# [Input]
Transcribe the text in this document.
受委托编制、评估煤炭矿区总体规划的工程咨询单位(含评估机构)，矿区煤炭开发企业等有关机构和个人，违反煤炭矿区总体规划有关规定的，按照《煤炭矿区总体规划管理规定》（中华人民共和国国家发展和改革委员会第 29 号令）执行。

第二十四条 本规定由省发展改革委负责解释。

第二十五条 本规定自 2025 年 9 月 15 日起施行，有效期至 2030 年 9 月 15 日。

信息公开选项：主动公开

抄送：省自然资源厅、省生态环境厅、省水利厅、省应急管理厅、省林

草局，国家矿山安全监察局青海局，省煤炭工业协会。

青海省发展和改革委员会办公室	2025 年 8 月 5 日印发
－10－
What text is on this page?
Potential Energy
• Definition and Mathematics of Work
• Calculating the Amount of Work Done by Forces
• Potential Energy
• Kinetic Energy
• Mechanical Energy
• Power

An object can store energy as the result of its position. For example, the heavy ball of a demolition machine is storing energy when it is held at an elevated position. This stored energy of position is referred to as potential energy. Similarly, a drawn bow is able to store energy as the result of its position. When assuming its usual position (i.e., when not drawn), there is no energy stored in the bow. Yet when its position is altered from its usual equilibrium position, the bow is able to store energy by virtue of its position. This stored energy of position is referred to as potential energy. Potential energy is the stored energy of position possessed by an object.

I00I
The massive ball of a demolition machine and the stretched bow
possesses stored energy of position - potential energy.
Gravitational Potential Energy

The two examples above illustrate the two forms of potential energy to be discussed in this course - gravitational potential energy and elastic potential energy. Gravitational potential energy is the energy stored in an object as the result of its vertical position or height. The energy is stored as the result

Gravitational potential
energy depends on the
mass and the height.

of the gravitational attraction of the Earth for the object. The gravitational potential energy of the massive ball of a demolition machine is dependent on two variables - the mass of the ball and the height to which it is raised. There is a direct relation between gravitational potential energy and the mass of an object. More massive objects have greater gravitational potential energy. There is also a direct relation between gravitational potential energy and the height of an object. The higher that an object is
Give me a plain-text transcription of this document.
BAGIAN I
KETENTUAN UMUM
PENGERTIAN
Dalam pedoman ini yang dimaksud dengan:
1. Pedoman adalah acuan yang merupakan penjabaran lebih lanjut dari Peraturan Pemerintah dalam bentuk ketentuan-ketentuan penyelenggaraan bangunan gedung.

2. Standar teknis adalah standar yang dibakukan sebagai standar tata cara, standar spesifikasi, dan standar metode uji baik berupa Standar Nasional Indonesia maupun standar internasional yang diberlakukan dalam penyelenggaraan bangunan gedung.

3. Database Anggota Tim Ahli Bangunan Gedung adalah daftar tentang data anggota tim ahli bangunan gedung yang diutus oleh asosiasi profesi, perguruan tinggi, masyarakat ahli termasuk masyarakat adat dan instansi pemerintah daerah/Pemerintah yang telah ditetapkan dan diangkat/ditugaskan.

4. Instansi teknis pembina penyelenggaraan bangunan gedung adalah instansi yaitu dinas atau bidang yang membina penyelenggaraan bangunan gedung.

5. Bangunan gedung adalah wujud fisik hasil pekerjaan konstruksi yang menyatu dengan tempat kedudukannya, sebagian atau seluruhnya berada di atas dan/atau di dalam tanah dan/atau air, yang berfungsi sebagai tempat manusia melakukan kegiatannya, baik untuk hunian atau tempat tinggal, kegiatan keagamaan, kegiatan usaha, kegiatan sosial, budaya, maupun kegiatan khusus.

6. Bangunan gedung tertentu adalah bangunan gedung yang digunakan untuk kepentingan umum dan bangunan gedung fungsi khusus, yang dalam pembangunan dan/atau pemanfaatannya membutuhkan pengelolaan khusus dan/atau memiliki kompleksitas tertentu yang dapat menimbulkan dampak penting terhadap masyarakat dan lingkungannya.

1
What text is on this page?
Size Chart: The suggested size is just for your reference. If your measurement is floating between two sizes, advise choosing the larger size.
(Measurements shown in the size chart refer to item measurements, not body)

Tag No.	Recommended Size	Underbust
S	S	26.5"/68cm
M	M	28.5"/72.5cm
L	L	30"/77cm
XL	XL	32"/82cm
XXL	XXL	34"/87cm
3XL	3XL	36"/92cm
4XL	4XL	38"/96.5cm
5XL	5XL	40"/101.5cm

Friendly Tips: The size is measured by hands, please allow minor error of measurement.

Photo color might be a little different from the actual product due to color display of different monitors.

# [The request]
Extract every entry in the listing word for word.

# [Response to the task]
Transcribe the text in this document.
受委托编制、评估煤炭矿区总体规划的工程咨询单位(含评估机构)，矿区煤炭开发企业等有关机构和个人，违反煤炭矿区总体规划有关规定的，按照《煤炭矿区总体规划管理规定》（中华人民共和国国家发展和改革委员会第 29 号令）执行。

第二十四条 本规定由省发展改革委负责解释。

第二十五条 本规定自 2025 年 9 月 15 日起施行，有效期至 2030 年 9 月 15 日。

信息公开选项：主动公开

抄送：省自然资源厅、省生态环境厅、省水利厅、省应急管理厅、省林

草局，国家矿山安全监察局青海局，省煤炭工业协会。

青海省发展和改革委员会办公室	2025 年 8 月 5 日印发
－10－
What text is on this page?
Potential Energy
• Definition and Mathematics of Work
• Calculating the Amount of Work Done by Forces
• Potential Energy
• Kinetic Energy
• Mechanical Energy
• Power

An object can store energy as the result of its position. For example, the heavy ball of a demolition machine is storing energy when it is held at an elevated position. This stored energy of position is referred to as potential energy. Similarly, a drawn bow is able to store energy as the result of its position. When assuming its usual position (i.e., when not drawn), there is no energy stored in the bow. Yet when its position is altered from its usual equilibrium position, the bow is able to store energy by virtue of its position. This stored energy of position is referred to as potential energy. Potential energy is the stored energy of position possessed by an object.

I00I
The massive ball of a demolition machine and the stretched bow
possesses stored energy of position - potential energy.
Gravitational Potential Energy

The two examples above illustrate the two forms of potential energy to be discussed in this course - gravitational potential energy and elastic potential energy. Gravitational potential energy is the energy stored in an object as the result of its vertical position or height. The energy is stored as the result

Gravitational potential
energy depends on the
mass and the height.

of the gravitational attraction of the Earth for the object. The gravitational potential energy of the massive ball of a demolition machine is dependent on two variables - the mass of the ball and the height to which it is raised. There is a direct relation between gravitational potential energy and the mass of an object. More massive objects have greater gravitational potential energy. There is also a direct relation between gravitational potential energy and the height of an object. The higher that an object is
Give me a plain-text transcription of this document.
BAGIAN I
KETENTUAN UMUM
PENGERTIAN
Dalam pedoman ini yang dimaksud dengan:
1. Pedoman adalah acuan yang merupakan penjabaran lebih lanjut dari Peraturan Pemerintah dalam bentuk ketentuan-ketentuan penyelenggaraan bangunan gedung.

2. Standar teknis adalah standar yang dibakukan sebagai standar tata cara, standar spesifikasi, dan standar metode uji baik berupa Standar Nasional Indonesia maupun standar internasional yang diberlakukan dalam penyelenggaraan bangunan gedung.

3. Database Anggota Tim Ahli Bangunan Gedung adalah daftar tentang data anggota tim ahli bangunan gedung yang diutus oleh asosiasi profesi, perguruan tinggi, masyarakat ahli termasuk masyarakat adat dan instansi pemerintah daerah/Pemerintah yang telah ditetapkan dan diangkat/ditugaskan.

4. Instansi teknis pembina penyelenggaraan bangunan gedung adalah instansi yaitu dinas atau bidang yang membina penyelenggaraan bangunan gedung.

5. Bangunan gedung adalah wujud fisik hasil pekerjaan konstruksi yang menyatu dengan tempat kedudukannya, sebagian atau seluruhnya berada di atas dan/atau di dalam tanah dan/atau air, yang berfungsi sebagai tempat manusia melakukan kegiatannya, baik untuk hunian atau tempat tinggal, kegiatan keagamaan, kegiatan usaha, kegiatan sosial, budaya, maupun kegiatan khusus.

6. Bangunan gedung tertentu adalah bangunan gedung yang digunakan untuk kepentingan umum dan bangunan gedung fungsi khusus, yang dalam pembangunan dan/atau pemanfaatannya membutuhkan pengelolaan khusus dan/atau memiliki kompleksitas tertentu yang dapat menimbulkan dampak penting terhadap masyarakat dan lingkungannya.

1
What text is on this page?
Size Chart: The suggested size is just for your reference. If your measurement is floating between two sizes, advise choosing the larger size.
(Measurements shown in the size chart refer to item measurements, not body)

Tag No.	Recommended Size	Underbust
S	S	26.5"/68cm
M	M	28.5"/72.5cm
L	L	30"/77cm
XL	XL	32"/82cm
XXL	XXL	34"/87cm
3XL	3XL	36"/92cm
4XL	4XL	38"/96.5cm
5XL	5XL	40"/101.5cm

Friendly Tips: The size is measured by hands, please allow minor error of measurement.

Photo color might be a little different from the actual product due to color display of different monitors.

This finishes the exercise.